**DO THIS:**
Which lines below contain the string "bullet" with the same capitalization? Collect and copy every one of them.
-- begin TASK DATA --
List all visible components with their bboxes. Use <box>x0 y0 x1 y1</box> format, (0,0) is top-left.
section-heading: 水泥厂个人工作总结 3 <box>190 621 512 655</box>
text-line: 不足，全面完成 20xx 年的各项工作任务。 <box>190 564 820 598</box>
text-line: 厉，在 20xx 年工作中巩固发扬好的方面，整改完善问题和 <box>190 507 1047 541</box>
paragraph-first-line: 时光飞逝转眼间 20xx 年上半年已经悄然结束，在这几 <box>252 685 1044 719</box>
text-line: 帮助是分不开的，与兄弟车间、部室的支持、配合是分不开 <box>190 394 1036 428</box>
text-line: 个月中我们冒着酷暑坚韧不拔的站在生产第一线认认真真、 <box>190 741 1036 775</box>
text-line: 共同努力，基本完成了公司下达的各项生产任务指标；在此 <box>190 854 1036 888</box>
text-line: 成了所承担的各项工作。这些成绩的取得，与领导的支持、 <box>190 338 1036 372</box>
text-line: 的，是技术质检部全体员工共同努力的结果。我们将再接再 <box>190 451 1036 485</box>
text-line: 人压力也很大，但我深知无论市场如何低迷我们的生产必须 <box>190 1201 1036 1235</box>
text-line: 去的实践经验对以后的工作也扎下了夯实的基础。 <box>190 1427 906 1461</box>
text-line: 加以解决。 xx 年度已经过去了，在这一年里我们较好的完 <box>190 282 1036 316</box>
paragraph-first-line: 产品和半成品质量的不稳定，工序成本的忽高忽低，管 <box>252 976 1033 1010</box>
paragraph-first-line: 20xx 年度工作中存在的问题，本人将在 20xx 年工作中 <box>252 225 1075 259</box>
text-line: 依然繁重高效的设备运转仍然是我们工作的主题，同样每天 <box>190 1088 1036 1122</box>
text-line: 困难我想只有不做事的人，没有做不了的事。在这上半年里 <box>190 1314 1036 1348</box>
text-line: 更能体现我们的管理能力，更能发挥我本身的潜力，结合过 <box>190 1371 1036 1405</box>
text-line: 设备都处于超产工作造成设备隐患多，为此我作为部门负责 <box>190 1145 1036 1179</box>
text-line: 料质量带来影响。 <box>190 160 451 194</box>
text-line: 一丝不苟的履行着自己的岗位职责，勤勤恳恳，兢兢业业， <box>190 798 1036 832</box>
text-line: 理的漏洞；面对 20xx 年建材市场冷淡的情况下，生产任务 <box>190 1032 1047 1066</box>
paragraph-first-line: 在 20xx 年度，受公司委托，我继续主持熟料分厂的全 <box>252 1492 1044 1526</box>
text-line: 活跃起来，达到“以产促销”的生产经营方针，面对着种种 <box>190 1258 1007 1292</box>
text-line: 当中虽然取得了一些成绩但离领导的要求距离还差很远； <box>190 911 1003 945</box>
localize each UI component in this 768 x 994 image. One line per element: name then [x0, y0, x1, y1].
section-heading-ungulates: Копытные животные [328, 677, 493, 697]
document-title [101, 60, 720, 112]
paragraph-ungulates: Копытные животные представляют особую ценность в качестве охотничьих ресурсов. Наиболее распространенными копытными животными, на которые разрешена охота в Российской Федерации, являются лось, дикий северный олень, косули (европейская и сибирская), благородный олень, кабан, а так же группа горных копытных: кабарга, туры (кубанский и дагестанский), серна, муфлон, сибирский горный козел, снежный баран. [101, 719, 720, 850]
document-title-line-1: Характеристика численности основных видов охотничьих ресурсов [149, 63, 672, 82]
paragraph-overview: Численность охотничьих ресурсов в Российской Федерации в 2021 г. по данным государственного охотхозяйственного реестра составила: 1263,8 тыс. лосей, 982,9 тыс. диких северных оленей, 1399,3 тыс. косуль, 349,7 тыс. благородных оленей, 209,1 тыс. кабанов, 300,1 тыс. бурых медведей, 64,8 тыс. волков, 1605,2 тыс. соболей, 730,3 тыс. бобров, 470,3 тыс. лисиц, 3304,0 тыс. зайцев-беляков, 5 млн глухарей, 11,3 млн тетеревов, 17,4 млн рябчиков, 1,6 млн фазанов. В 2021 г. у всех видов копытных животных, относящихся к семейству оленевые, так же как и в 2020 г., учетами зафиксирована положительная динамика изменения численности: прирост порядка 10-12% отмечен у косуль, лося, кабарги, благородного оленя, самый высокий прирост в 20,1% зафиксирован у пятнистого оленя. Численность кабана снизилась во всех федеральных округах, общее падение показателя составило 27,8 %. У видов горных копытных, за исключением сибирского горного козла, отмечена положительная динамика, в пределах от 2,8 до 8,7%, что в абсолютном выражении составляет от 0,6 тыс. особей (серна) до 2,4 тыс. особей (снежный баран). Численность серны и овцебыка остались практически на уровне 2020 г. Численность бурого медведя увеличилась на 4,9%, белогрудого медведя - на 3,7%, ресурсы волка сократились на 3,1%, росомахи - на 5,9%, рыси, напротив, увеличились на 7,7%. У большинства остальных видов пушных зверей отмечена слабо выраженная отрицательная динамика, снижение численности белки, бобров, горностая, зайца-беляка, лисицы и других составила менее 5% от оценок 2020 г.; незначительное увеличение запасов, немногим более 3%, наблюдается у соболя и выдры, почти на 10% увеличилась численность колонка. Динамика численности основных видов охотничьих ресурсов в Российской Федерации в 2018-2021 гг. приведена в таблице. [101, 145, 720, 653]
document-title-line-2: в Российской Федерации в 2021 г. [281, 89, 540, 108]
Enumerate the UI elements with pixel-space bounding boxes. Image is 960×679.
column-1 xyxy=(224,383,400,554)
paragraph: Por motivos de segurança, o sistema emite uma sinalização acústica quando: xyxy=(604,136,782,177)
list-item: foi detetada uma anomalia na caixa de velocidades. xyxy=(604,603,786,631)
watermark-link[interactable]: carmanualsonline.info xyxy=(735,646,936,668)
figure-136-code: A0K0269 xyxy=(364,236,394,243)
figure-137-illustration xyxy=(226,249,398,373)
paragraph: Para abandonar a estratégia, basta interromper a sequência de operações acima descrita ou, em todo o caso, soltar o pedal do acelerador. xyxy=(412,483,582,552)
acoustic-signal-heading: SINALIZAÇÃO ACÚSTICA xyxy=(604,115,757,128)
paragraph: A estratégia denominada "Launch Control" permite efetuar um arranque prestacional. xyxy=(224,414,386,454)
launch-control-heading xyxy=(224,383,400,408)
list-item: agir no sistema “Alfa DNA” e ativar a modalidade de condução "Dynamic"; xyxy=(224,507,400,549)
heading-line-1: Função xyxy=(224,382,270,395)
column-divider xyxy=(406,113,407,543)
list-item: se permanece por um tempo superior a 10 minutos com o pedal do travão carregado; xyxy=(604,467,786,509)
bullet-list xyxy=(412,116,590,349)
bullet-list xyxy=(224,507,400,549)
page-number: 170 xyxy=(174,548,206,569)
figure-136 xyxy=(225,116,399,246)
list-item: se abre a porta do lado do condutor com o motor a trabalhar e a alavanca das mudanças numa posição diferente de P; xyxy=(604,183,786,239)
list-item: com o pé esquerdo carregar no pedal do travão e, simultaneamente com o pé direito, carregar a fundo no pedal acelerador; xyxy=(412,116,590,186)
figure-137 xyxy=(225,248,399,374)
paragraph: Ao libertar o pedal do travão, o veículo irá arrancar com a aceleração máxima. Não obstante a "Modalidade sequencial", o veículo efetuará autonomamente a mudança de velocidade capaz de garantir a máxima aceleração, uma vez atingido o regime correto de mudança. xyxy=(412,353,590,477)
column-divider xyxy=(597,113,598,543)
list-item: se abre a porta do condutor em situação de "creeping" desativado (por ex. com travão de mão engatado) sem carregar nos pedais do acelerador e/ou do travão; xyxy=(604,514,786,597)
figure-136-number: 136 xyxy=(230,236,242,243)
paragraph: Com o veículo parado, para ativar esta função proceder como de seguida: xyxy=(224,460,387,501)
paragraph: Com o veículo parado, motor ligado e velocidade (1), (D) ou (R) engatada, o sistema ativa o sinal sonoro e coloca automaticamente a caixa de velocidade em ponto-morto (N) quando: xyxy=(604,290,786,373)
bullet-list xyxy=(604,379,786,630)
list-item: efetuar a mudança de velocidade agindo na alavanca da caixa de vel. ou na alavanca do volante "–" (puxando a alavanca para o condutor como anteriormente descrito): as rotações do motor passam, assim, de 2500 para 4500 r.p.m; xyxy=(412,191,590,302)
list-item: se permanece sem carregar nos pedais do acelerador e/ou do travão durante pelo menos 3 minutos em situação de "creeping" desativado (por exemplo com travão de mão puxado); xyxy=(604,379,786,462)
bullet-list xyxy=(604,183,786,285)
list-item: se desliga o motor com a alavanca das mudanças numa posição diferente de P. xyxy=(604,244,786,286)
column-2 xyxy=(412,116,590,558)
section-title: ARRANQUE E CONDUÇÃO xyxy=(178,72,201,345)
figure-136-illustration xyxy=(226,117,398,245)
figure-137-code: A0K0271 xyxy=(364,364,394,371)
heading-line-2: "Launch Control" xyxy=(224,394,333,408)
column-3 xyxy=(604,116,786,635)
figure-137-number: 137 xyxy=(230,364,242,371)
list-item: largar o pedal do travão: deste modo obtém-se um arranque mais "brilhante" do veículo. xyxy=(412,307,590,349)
-- end TASK DATA --
**OUTPUT:**
bullet-list xyxy=(412,116,590,349)
bullet-list xyxy=(224,507,400,549)
bullet-list xyxy=(604,379,786,630)
bullet-list xyxy=(604,183,786,285)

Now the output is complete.